> [Task objective] Say how many lines include the word "transaction". Reply with nothing but the number.

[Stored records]

## BEGIN

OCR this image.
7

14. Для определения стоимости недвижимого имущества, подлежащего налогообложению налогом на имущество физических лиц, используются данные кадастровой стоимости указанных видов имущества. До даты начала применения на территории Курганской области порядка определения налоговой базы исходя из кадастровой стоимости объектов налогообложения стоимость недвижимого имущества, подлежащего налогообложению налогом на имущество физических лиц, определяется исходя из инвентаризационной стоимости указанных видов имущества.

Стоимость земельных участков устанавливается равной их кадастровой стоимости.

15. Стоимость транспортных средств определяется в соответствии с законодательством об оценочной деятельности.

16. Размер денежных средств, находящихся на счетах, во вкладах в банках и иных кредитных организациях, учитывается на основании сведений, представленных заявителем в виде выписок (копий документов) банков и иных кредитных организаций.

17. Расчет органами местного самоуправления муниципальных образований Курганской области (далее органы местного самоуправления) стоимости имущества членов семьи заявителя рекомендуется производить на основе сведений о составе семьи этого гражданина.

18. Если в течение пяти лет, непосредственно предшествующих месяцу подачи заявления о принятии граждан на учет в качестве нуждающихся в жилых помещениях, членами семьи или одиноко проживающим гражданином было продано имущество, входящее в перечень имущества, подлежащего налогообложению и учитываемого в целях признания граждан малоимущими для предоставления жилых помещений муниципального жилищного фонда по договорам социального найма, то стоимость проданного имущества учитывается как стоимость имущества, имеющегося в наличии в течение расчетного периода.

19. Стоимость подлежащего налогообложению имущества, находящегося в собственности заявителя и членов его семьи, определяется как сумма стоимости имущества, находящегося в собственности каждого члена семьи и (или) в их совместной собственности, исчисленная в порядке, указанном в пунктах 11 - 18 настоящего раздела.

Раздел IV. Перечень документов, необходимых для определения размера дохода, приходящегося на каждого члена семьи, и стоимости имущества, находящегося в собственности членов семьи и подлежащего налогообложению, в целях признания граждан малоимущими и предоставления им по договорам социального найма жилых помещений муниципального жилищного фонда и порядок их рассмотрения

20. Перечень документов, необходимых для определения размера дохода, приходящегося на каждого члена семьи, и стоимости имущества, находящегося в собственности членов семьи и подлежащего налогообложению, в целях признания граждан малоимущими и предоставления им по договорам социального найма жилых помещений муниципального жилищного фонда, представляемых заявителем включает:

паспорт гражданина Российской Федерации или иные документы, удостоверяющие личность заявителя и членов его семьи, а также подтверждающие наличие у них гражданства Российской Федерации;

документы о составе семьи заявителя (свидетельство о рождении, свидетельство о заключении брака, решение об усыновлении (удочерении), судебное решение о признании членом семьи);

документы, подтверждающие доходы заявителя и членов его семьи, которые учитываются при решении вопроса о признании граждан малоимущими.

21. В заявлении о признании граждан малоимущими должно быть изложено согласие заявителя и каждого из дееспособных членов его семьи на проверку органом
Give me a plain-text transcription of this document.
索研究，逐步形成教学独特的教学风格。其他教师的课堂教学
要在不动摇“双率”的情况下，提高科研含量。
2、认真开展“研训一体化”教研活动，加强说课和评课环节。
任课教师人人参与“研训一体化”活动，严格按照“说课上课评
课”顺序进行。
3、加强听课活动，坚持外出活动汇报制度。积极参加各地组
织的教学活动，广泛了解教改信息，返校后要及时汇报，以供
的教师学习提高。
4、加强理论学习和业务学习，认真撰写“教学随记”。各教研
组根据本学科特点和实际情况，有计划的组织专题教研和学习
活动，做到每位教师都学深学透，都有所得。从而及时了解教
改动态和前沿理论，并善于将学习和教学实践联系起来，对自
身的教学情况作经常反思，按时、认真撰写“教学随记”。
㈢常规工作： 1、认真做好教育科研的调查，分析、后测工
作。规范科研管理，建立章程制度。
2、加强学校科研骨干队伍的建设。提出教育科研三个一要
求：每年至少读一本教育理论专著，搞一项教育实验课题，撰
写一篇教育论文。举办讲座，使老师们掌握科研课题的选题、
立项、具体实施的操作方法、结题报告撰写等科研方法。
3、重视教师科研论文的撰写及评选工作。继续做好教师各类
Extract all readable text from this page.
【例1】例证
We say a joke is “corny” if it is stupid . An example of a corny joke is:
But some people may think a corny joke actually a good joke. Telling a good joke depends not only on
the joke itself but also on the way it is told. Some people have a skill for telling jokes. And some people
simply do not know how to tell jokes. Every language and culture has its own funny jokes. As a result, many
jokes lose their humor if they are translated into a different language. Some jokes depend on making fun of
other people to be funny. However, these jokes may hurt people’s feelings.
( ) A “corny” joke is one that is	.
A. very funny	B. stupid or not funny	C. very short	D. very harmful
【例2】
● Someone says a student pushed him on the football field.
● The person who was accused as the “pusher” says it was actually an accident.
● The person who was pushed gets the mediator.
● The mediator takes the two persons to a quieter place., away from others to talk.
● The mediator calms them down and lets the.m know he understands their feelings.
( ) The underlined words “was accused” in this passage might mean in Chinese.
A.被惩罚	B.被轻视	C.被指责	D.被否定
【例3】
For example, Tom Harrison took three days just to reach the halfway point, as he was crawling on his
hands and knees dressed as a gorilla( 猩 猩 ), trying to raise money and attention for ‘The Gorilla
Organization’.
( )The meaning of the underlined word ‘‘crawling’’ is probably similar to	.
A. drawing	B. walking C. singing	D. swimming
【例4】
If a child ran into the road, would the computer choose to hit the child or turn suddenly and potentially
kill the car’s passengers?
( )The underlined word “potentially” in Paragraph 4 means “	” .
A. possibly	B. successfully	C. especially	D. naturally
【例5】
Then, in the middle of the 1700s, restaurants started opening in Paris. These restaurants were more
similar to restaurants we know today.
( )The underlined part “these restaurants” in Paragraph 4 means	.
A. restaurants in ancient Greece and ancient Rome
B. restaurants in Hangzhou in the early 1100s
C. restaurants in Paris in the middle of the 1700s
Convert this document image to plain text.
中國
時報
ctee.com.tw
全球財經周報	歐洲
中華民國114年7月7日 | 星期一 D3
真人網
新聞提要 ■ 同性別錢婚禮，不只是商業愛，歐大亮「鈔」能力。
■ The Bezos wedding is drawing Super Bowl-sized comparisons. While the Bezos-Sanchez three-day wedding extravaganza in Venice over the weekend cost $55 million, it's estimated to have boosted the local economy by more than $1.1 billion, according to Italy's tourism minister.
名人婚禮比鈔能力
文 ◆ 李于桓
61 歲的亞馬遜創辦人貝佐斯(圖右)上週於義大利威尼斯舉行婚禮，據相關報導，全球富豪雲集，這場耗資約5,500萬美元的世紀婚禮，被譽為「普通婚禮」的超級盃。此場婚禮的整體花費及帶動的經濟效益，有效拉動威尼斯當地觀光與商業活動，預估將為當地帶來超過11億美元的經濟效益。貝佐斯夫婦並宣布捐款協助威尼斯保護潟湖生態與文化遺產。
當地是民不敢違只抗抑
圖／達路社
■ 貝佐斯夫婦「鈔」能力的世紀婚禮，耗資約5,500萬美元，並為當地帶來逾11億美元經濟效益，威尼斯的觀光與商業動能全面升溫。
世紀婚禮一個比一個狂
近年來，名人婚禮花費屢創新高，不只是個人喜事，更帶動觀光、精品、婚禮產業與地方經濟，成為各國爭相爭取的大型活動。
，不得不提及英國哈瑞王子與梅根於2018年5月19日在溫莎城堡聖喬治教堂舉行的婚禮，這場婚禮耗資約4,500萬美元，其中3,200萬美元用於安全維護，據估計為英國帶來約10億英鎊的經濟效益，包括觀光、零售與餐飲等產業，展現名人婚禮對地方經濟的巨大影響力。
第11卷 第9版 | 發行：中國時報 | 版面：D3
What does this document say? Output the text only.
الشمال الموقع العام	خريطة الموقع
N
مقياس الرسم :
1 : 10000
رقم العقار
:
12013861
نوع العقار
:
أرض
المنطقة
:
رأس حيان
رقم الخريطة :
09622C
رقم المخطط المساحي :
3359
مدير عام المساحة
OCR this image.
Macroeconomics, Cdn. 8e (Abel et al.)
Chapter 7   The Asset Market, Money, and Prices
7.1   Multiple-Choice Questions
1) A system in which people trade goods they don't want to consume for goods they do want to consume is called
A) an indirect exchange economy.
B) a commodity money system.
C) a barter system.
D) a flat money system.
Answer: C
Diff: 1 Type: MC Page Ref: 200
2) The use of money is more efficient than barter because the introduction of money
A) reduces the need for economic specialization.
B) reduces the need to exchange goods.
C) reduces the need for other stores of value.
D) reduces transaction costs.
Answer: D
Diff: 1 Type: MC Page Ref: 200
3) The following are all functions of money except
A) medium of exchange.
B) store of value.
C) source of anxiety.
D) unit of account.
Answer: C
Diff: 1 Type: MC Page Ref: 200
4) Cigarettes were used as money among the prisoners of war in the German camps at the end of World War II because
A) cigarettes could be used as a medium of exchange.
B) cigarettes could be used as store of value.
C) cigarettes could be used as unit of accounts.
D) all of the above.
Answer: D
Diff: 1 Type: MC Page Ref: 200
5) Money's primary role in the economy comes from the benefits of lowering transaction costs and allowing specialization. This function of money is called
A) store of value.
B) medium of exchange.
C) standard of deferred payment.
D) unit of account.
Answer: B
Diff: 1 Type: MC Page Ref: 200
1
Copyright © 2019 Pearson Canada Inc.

## END

> [Completed exercise] 2